§ Set problem:
List each line of the data that holds the string "Diagrammet", please.
··· Input for this task ···
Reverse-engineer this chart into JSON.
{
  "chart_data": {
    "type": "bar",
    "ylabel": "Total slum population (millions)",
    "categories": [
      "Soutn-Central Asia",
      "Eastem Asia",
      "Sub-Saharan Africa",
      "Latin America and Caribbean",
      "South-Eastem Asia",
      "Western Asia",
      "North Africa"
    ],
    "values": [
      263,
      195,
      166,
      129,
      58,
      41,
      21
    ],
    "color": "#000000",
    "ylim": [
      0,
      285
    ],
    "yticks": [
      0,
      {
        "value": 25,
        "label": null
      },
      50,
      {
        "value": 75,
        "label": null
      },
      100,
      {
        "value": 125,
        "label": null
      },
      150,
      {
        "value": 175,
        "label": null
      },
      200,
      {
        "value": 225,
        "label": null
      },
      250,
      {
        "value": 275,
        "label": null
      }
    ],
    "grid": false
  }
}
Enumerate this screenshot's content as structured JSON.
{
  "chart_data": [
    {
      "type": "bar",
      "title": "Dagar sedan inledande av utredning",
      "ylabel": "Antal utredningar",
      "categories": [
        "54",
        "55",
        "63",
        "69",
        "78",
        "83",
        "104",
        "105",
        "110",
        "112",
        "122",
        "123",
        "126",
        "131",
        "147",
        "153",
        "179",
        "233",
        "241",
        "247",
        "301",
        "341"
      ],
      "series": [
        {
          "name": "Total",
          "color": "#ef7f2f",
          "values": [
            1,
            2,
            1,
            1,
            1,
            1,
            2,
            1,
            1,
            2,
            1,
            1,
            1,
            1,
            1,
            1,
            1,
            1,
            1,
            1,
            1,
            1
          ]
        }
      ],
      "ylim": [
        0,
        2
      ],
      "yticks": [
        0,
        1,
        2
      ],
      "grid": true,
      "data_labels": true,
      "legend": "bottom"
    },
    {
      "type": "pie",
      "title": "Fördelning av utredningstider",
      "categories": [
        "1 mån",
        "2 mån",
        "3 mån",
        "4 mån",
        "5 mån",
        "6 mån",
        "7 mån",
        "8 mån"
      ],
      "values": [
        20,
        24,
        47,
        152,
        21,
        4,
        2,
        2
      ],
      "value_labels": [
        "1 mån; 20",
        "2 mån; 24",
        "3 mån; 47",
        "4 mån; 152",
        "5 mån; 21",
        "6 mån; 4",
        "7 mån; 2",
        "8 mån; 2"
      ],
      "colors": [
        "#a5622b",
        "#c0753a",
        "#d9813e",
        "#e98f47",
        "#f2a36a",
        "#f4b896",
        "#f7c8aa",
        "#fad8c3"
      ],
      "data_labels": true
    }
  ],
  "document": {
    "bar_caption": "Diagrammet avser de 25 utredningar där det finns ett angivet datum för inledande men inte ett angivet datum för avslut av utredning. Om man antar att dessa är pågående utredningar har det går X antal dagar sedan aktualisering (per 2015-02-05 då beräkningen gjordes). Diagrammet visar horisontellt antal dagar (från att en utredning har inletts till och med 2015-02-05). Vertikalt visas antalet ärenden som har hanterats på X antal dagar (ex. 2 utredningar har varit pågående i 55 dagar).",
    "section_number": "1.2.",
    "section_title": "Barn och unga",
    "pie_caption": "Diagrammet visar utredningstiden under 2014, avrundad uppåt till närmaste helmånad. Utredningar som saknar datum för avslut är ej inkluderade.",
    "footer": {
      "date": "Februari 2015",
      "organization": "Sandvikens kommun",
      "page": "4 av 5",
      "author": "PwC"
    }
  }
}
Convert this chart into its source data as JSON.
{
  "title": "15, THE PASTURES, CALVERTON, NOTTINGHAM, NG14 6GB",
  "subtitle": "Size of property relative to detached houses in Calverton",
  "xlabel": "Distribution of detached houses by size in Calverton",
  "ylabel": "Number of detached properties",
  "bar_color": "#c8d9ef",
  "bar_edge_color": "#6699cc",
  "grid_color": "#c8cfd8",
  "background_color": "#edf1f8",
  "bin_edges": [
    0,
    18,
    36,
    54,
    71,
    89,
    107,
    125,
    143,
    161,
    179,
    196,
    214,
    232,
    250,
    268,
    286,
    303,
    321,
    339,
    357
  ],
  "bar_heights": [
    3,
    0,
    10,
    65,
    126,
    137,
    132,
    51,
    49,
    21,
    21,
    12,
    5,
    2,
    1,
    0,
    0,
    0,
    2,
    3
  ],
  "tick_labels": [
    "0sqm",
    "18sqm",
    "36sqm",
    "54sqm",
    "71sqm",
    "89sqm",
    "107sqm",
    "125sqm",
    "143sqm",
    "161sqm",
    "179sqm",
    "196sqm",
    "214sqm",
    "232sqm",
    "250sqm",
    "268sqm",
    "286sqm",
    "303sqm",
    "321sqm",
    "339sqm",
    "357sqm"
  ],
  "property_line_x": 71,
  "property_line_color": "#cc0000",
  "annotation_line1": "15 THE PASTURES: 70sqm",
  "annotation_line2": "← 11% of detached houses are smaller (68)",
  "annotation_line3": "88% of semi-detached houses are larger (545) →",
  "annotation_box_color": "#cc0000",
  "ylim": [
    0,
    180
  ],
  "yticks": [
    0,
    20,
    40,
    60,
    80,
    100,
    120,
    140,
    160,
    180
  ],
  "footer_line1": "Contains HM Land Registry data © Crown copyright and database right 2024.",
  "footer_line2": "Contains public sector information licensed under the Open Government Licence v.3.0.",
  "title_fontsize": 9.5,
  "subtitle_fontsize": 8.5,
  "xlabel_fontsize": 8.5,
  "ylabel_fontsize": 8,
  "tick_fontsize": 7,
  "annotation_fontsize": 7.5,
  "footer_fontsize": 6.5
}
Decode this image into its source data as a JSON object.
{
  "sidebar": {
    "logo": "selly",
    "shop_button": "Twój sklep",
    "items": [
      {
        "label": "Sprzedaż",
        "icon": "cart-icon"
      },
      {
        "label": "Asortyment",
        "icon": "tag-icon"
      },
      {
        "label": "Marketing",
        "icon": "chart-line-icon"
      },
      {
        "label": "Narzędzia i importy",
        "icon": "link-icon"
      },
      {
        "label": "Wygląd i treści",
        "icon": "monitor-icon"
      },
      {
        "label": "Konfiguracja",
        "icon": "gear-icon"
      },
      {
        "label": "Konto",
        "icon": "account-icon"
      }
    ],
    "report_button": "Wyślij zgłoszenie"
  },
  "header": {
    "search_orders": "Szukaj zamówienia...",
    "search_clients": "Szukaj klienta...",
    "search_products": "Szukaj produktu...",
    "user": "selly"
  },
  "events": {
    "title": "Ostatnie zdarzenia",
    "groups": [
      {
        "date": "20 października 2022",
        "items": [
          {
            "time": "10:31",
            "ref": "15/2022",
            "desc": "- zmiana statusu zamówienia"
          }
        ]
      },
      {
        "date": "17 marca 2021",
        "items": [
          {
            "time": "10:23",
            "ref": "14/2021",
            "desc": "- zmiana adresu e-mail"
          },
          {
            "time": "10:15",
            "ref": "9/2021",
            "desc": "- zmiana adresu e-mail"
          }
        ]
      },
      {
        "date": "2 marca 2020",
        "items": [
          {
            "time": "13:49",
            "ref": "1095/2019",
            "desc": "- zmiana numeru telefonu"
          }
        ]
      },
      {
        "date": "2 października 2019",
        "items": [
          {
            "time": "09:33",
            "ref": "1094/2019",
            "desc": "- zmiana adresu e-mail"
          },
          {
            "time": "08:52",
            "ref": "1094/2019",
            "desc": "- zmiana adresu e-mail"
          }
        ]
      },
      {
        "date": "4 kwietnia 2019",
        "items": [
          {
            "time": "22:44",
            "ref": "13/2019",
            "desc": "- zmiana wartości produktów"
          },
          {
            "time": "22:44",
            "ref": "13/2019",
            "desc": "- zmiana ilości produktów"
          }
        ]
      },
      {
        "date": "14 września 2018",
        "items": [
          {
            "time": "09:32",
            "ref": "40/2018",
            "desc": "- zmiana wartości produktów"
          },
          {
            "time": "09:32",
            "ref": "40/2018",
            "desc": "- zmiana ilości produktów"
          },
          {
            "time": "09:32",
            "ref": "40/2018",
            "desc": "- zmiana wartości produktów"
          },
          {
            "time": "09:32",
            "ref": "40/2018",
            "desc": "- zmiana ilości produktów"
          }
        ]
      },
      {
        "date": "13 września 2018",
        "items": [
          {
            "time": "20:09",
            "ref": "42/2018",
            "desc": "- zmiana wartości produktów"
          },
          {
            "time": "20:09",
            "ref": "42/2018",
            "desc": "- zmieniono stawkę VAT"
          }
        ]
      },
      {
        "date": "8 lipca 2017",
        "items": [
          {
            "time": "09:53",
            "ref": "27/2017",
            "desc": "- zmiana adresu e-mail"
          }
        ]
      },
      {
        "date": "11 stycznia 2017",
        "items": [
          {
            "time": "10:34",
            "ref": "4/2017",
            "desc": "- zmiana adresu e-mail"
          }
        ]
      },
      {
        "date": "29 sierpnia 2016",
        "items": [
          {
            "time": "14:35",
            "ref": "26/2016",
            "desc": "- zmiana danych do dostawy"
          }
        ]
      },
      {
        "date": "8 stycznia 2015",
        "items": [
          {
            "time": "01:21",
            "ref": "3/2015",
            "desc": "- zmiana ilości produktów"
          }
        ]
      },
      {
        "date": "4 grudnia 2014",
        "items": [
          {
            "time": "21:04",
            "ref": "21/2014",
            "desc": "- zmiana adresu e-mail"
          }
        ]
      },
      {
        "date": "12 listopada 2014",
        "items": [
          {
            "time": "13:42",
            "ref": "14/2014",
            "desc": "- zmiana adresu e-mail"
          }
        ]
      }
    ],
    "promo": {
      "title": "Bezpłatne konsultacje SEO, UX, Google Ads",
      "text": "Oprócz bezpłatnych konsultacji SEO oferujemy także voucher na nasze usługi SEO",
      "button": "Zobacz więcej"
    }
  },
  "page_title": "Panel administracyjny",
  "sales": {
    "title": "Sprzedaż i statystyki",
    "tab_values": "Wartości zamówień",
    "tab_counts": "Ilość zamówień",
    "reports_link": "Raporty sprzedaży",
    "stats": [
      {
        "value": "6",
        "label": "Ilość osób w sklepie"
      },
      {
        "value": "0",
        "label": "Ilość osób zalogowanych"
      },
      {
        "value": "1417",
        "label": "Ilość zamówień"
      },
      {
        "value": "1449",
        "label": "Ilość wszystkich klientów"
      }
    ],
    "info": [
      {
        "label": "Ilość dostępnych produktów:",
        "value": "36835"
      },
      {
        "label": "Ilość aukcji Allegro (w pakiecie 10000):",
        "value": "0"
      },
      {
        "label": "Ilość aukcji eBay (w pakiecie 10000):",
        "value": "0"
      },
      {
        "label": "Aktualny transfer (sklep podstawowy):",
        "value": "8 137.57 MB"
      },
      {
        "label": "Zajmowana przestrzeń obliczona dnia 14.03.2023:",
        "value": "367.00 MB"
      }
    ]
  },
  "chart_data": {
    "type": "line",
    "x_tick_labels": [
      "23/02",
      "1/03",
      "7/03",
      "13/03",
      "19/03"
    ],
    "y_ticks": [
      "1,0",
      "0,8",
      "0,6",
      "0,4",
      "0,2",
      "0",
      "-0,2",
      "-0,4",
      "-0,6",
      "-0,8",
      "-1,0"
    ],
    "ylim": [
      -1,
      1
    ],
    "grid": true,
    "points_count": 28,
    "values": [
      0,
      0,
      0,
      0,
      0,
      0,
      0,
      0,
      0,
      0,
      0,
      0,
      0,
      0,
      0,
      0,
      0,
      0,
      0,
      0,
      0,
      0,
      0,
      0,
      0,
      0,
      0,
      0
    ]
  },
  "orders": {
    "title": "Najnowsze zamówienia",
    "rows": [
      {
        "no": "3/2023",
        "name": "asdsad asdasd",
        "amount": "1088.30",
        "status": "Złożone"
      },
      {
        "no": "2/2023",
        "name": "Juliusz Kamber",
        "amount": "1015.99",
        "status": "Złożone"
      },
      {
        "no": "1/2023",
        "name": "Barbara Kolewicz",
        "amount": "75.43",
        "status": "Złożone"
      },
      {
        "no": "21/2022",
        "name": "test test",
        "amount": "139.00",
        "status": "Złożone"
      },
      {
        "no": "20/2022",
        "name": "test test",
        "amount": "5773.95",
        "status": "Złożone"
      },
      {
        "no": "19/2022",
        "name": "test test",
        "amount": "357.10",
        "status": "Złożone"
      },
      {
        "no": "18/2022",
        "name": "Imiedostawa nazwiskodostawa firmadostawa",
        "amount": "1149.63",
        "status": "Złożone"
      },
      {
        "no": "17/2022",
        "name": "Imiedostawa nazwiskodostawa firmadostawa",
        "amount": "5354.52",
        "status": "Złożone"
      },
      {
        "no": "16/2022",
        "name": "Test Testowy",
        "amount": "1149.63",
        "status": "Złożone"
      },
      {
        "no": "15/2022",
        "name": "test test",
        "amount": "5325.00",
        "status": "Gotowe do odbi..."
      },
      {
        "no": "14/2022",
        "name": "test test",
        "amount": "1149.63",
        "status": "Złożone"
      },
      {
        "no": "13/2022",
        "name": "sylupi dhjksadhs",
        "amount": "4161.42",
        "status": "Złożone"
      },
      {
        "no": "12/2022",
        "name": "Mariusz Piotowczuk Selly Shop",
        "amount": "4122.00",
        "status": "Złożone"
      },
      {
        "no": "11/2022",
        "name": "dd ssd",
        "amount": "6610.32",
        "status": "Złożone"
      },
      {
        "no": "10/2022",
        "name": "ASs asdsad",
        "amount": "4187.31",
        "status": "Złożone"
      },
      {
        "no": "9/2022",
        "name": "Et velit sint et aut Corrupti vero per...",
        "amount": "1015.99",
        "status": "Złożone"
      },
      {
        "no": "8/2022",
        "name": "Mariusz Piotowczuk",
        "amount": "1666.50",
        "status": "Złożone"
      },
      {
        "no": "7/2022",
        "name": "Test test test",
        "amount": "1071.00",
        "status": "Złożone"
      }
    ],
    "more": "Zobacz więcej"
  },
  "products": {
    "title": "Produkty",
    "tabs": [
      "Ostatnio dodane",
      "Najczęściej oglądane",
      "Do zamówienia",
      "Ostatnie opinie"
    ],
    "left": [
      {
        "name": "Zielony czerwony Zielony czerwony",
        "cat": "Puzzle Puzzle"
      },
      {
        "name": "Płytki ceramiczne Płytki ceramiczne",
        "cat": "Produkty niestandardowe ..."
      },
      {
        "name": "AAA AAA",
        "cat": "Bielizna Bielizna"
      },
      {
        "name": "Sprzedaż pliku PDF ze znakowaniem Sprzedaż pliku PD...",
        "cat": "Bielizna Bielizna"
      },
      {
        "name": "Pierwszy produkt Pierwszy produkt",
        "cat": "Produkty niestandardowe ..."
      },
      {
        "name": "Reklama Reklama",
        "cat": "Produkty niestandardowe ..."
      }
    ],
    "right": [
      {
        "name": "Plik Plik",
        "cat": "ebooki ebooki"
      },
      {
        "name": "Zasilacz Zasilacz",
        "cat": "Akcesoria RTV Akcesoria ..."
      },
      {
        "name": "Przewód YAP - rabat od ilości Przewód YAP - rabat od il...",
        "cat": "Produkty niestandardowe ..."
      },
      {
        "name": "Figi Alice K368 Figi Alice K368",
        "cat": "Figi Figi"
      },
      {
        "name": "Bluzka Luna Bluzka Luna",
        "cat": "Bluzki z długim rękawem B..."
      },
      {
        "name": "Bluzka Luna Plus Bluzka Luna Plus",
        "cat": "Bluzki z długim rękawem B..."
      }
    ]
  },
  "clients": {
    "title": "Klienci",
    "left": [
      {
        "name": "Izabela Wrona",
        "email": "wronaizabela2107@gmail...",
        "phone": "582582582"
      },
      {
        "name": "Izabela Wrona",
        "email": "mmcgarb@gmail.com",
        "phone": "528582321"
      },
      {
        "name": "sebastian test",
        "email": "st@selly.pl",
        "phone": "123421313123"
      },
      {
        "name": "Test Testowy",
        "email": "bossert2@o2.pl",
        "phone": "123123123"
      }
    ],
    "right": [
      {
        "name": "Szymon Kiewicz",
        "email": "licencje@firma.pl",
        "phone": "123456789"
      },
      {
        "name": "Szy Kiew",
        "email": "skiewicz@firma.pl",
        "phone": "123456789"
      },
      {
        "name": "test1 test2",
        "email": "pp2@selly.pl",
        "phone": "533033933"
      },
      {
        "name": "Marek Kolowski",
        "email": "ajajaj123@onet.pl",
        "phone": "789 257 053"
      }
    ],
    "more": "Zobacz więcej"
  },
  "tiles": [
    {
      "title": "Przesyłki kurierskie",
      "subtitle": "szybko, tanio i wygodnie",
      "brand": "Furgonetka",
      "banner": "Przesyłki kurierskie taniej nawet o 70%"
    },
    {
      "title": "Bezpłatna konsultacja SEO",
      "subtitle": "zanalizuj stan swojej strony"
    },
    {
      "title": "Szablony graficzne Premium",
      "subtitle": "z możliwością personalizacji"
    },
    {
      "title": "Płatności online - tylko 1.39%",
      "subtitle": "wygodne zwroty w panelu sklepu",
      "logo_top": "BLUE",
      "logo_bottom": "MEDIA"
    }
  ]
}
···
§ Reply to the exercise:
    "bar_caption": "Diagrammet avser de 25 utredningar där det finns ett angivet datum för inledande men inte ett angivet datum för avslut av utredning. Om man antar att dessa är pågående utredningar har det går X antal dagar sedan aktualisering (per 2015-02-05 då beräkningen gjordes). Diagrammet visar horisontellt antal dagar (från att en utredning har inletts till och med 2015-02-05). Vertikalt visas antalet ärenden som har hanterats på X antal dagar (ex. 2 utredningar har varit pågående i 55 dagar).",
    "pie_caption": "Diagrammet visar utredningstiden under 2014, avrundad uppåt till närmaste helmånad. Utredningar som saknar datum för avslut är ej inkluderade.",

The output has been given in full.